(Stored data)
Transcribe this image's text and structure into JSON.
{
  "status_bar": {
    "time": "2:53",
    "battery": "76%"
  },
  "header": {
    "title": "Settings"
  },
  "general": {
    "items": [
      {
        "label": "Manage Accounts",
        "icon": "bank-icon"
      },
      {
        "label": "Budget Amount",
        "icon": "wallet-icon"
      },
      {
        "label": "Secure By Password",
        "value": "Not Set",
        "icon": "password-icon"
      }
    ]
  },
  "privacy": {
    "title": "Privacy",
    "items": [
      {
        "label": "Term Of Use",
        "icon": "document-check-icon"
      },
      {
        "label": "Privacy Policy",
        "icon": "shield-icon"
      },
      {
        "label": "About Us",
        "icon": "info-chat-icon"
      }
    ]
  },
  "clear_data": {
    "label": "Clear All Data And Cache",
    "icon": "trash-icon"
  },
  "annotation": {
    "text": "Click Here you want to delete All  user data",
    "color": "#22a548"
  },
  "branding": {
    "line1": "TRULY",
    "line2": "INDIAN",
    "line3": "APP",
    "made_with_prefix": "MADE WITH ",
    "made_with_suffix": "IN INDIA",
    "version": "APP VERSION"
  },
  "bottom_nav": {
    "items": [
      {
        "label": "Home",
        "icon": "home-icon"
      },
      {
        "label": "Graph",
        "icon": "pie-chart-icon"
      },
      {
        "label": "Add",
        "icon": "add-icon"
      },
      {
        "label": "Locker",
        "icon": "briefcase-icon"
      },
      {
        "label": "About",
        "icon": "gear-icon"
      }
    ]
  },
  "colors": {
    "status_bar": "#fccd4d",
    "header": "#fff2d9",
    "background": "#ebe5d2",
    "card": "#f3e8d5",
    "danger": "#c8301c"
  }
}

To do:
Reproduce the material above, every line of it, exactly.

Result of this task:
Transcribe this image's text and structure into JSON.
{
  "status_bar": {
    "time": "2:53",
    "battery": "76%"
  },
  "header": {
    "title": "Settings"
  },
  "general": {
    "items": [
      {
        "label": "Manage Accounts",
        "icon": "bank-icon"
      },
      {
        "label": "Budget Amount",
        "icon": "wallet-icon"
      },
      {
        "label": "Secure By Password",
        "value": "Not Set",
        "icon": "password-icon"
      }
    ]
  },
  "privacy": {
    "title": "Privacy",
    "items": [
      {
        "label": "Term Of Use",
        "icon": "document-check-icon"
      },
      {
        "label": "Privacy Policy",
        "icon": "shield-icon"
      },
      {
        "label": "About Us",
        "icon": "info-chat-icon"
      }
    ]
  },
  "clear_data": {
    "label": "Clear All Data And Cache",
    "icon": "trash-icon"
  },
  "annotation": {
    "text": "Click Here you want to delete All  user data",
    "color": "#22a548"
  },
  "branding": {
    "line1": "TRULY",
    "line2": "INDIAN",
    "line3": "APP",
    "made_with_prefix": "MADE WITH ",
    "made_with_suffix": "IN INDIA",
    "version": "APP VERSION"
  },
  "bottom_nav": {
    "items": [
      {
        "label": "Home",
        "icon": "home-icon"
      },
      {
        "label": "Graph",
        "icon": "pie-chart-icon"
      },
      {
        "label": "Add",
        "icon": "add-icon"
      },
      {
        "label": "Locker",
        "icon": "briefcase-icon"
      },
      {
        "label": "About",
        "icon": "gear-icon"
      }
    ]
  },
  "colors": {
    "status_bar": "#fccd4d",
    "header": "#fff2d9",
    "background": "#ebe5d2",
    "card": "#f3e8d5",
    "danger": "#c8301c"
  }
}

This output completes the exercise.